__Goal of the exercise__: Note how many lines include the word "from", and give that number by itself.

__Data extract__:

━━━━━━━━━━

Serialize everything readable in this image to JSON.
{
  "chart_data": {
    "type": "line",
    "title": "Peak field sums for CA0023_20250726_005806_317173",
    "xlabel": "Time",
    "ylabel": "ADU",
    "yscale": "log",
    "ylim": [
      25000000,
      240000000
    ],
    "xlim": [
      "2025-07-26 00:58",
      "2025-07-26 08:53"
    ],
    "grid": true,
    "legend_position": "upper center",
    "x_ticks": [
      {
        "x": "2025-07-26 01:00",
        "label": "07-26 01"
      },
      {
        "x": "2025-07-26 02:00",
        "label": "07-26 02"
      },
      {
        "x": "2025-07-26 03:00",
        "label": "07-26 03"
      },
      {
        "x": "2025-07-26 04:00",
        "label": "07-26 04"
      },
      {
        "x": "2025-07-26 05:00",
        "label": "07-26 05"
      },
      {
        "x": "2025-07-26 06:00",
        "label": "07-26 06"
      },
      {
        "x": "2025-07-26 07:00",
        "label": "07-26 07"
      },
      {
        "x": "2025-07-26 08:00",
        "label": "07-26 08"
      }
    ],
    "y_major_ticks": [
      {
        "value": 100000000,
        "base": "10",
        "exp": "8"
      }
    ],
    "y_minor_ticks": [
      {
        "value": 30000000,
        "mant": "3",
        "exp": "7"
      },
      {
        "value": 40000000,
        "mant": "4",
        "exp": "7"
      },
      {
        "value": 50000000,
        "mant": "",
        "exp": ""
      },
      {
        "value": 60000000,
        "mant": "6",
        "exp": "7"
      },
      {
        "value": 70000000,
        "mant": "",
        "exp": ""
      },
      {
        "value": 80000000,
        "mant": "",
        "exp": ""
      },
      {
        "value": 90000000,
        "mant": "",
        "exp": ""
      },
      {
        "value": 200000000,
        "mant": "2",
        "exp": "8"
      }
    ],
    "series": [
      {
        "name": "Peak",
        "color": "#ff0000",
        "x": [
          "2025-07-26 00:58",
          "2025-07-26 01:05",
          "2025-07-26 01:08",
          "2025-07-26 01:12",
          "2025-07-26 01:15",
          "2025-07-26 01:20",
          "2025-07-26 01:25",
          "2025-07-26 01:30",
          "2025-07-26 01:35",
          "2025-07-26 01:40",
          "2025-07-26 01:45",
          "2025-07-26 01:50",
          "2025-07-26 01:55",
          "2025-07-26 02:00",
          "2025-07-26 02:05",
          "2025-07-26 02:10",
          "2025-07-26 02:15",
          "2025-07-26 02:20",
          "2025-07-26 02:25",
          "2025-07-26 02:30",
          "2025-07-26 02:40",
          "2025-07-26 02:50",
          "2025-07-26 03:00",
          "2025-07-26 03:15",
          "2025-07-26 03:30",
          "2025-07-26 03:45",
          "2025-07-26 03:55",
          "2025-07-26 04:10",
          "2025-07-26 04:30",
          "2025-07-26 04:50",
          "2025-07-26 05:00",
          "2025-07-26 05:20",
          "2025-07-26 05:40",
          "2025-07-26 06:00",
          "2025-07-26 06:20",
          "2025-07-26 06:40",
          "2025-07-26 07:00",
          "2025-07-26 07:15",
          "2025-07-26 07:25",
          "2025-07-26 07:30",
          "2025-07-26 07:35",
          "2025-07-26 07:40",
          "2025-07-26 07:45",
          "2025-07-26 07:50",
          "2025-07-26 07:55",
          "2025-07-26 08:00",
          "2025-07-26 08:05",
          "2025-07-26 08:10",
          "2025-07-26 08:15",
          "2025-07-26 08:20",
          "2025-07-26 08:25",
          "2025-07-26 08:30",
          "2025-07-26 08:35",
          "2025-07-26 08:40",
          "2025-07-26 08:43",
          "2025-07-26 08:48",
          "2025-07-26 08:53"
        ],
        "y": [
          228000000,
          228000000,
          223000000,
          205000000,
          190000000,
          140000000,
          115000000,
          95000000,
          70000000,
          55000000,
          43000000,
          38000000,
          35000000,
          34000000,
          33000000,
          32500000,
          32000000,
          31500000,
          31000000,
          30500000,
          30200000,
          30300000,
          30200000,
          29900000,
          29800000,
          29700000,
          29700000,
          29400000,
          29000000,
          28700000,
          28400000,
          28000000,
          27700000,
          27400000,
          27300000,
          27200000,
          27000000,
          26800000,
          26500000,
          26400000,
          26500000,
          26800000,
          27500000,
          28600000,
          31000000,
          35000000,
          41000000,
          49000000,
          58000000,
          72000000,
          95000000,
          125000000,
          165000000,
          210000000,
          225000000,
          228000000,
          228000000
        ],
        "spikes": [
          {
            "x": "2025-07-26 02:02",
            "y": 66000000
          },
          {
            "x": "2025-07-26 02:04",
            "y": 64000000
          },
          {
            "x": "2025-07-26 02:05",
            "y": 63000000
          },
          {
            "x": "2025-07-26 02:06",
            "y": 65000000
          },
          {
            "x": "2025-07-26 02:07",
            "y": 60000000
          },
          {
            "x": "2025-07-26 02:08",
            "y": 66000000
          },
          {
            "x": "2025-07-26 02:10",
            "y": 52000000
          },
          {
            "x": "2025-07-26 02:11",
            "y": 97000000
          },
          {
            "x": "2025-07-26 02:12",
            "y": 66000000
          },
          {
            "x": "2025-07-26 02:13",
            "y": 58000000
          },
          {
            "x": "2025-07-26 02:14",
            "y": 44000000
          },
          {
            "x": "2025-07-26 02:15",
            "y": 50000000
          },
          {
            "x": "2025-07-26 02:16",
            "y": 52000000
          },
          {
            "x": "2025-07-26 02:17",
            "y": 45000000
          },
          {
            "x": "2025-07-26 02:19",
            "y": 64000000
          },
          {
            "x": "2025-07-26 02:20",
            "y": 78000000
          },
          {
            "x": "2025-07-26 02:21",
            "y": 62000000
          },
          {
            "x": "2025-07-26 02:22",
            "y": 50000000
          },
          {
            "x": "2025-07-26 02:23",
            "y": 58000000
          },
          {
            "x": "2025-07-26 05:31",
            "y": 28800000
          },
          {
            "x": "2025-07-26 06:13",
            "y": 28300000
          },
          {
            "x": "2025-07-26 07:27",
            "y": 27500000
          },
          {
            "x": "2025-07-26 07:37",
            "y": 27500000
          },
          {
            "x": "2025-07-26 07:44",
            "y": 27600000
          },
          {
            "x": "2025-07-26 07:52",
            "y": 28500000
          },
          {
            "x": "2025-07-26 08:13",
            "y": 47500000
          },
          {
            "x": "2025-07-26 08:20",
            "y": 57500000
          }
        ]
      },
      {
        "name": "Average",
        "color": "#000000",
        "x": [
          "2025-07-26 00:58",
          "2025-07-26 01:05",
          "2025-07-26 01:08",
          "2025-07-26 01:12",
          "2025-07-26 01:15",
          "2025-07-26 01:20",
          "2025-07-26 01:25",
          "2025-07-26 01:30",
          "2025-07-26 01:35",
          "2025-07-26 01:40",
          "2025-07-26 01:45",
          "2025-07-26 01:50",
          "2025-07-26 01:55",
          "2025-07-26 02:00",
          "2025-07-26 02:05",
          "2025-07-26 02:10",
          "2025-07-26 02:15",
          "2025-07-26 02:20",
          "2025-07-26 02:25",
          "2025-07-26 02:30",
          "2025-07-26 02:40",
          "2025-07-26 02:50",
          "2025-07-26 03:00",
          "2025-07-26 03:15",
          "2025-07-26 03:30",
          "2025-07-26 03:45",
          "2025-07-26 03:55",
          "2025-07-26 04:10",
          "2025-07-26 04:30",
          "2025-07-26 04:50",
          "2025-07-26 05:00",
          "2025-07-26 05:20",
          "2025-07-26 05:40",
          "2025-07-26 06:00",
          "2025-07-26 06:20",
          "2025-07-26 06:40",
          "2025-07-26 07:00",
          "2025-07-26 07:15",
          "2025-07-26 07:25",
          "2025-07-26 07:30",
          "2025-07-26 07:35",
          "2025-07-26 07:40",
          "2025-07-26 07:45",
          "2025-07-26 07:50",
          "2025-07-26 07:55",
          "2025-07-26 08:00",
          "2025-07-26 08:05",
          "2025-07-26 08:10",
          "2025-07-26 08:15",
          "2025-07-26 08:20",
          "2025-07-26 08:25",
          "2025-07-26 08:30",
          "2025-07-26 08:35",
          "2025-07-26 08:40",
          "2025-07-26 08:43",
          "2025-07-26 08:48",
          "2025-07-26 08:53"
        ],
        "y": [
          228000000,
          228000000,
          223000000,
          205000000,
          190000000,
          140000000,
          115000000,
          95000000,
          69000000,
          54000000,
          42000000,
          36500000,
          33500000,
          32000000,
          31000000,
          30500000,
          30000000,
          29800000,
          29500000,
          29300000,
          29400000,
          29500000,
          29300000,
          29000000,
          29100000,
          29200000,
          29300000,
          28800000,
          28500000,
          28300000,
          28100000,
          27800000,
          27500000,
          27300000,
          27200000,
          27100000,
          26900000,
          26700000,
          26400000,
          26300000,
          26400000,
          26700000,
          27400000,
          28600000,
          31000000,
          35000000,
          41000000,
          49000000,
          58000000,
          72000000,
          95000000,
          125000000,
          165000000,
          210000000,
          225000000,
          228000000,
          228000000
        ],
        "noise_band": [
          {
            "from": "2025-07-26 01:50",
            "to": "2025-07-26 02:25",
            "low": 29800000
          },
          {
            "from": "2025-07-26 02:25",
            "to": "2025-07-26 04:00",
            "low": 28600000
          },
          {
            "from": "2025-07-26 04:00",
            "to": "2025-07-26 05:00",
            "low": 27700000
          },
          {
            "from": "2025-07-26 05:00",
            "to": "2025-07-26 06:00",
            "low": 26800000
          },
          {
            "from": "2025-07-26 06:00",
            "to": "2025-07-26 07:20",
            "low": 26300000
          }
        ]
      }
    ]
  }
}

━━━━━━━━━━

__The answer__: 5